> _Description of the task_
Every entry that follows should be reproduced exactly.

> _Dataset records_
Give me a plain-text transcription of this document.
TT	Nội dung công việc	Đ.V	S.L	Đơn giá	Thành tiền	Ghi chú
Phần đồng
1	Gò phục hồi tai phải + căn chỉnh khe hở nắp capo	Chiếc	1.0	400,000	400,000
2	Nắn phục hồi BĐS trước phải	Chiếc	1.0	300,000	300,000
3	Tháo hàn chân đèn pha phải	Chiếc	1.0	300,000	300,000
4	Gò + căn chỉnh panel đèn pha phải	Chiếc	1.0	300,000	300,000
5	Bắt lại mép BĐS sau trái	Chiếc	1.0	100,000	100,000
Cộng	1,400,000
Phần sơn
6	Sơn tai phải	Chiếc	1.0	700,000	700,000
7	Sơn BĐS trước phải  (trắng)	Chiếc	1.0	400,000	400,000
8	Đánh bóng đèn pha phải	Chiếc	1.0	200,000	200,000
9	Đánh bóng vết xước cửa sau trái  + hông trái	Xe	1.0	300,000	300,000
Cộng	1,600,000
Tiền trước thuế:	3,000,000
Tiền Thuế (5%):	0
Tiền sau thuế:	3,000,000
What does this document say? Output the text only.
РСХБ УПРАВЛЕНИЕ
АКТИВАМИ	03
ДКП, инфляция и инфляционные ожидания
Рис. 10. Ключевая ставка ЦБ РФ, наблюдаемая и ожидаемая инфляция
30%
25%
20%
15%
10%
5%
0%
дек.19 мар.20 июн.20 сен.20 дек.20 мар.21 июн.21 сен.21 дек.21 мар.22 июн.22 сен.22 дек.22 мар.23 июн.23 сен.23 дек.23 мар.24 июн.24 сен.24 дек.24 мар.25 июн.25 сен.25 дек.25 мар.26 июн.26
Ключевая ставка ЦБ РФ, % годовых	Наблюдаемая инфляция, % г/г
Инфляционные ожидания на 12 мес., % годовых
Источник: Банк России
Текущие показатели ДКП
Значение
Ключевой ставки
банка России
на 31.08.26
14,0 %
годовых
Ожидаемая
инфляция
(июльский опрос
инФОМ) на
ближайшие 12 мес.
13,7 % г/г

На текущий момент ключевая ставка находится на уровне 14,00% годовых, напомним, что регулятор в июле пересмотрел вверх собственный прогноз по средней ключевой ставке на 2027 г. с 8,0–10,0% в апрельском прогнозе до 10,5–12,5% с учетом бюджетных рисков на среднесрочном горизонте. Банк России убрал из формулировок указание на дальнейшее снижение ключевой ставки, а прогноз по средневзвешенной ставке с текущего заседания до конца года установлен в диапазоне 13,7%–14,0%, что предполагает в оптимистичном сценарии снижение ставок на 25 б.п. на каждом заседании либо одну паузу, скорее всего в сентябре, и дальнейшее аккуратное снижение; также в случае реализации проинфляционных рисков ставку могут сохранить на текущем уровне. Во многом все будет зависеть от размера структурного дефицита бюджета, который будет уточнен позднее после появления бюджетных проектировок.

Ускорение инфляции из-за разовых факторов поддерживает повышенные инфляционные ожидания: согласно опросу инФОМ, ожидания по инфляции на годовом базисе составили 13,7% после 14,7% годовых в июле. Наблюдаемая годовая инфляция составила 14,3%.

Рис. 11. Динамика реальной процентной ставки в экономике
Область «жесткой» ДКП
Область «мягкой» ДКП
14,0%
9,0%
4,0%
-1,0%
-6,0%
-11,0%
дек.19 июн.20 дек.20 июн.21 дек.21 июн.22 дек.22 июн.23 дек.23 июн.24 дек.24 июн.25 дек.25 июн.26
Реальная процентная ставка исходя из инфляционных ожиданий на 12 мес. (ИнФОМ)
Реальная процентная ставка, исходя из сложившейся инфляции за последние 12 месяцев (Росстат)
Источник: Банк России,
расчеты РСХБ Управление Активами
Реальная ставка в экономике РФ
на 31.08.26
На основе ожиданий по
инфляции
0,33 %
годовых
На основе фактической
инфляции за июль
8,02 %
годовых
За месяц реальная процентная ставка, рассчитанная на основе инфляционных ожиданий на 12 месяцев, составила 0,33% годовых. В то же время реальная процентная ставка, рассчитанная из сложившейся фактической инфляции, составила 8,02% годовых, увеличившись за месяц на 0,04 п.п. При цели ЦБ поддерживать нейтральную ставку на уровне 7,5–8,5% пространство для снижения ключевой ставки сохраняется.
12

> _Solution below_
Give me a plain-text transcription of this document.
TT	Nội dung công việc	Đ.V	S.L	Đơn giá	Thành tiền	Ghi chú
Phần đồng
1	Gò phục hồi tai phải + căn chỉnh khe hở nắp capo	Chiếc	1.0	400,000	400,000
2	Nắn phục hồi BĐS trước phải	Chiếc	1.0	300,000	300,000
3	Tháo hàn chân đèn pha phải	Chiếc	1.0	300,000	300,000
4	Gò + căn chỉnh panel đèn pha phải	Chiếc	1.0	300,000	300,000
5	Bắt lại mép BĐS sau trái	Chiếc	1.0	100,000	100,000
Cộng	1,400,000
Phần sơn
6	Sơn tai phải	Chiếc	1.0	700,000	700,000
7	Sơn BĐS trước phải  (trắng)	Chiếc	1.0	400,000	400,000
8	Đánh bóng đèn pha phải	Chiếc	1.0	200,000	200,000
9	Đánh bóng vết xước cửa sau trái  + hông trái	Xe	1.0	300,000	300,000
Cộng	1,600,000
Tiền trước thuế:	3,000,000
Tiền Thuế (5%):	0
Tiền sau thuế:	3,000,000
What does this document say? Output the text only.
РСХБ УПРАВЛЕНИЕ
АКТИВАМИ	03
ДКП, инфляция и инфляционные ожидания
Рис. 10. Ключевая ставка ЦБ РФ, наблюдаемая и ожидаемая инфляция
30%
25%
20%
15%
10%
5%
0%
дек.19 мар.20 июн.20 сен.20 дек.20 мар.21 июн.21 сен.21 дек.21 мар.22 июн.22 сен.22 дек.22 мар.23 июн.23 сен.23 дек.23 мар.24 июн.24 сен.24 дек.24 мар.25 июн.25 сен.25 дек.25 мар.26 июн.26
Ключевая ставка ЦБ РФ, % годовых	Наблюдаемая инфляция, % г/г
Инфляционные ожидания на 12 мес., % годовых
Источник: Банк России
Текущие показатели ДКП
Значение
Ключевой ставки
банка России
на 31.08.26
14,0 %
годовых
Ожидаемая
инфляция
(июльский опрос
инФОМ) на
ближайшие 12 мес.
13,7 % г/г

На текущий момент ключевая ставка находится на уровне 14,00% годовых, напомним, что регулятор в июле пересмотрел вверх собственный прогноз по средней ключевой ставке на 2027 г. с 8,0–10,0% в апрельском прогнозе до 10,5–12,5% с учетом бюджетных рисков на среднесрочном горизонте. Банк России убрал из формулировок указание на дальнейшее снижение ключевой ставки, а прогноз по средневзвешенной ставке с текущего заседания до конца года установлен в диапазоне 13,7%–14,0%, что предполагает в оптимистичном сценарии снижение ставок на 25 б.п. на каждом заседании либо одну паузу, скорее всего в сентябре, и дальнейшее аккуратное снижение; также в случае реализации проинфляционных рисков ставку могут сохранить на текущем уровне. Во многом все будет зависеть от размера структурного дефицита бюджета, который будет уточнен позднее после появления бюджетных проектировок.

Ускорение инфляции из-за разовых факторов поддерживает повышенные инфляционные ожидания: согласно опросу инФОМ, ожидания по инфляции на годовом базисе составили 13,7% после 14,7% годовых в июле. Наблюдаемая годовая инфляция составила 14,3%.

Рис. 11. Динамика реальной процентной ставки в экономике
Область «жесткой» ДКП
Область «мягкой» ДКП
14,0%
9,0%
4,0%
-1,0%
-6,0%
-11,0%
дек.19 июн.20 дек.20 июн.21 дек.21 июн.22 дек.22 июн.23 дек.23 июн.24 дек.24 июн.25 дек.25 июн.26
Реальная процентная ставка исходя из инфляционных ожиданий на 12 мес. (ИнФОМ)
Реальная процентная ставка, исходя из сложившейся инфляции за последние 12 месяцев (Росстат)
Источник: Банк России,
расчеты РСХБ Управление Активами
Реальная ставка в экономике РФ
на 31.08.26
На основе ожиданий по
инфляции
0,33 %
годовых
На основе фактической
инфляции за июль
8,02 %
годовых
За месяц реальная процентная ставка, рассчитанная на основе инфляционных ожиданий на 12 месяцев, составила 0,33% годовых. В то же время реальная процентная ставка, рассчитанная из сложившейся фактической инфляции, составила 8,02% годовых, увеличившись за месяц на 0,04 п.п. При цели ЦБ поддерживать нейтральную ставку на уровне 7,5–8,5% пространство для снижения ключевой ставки сохраняется.
12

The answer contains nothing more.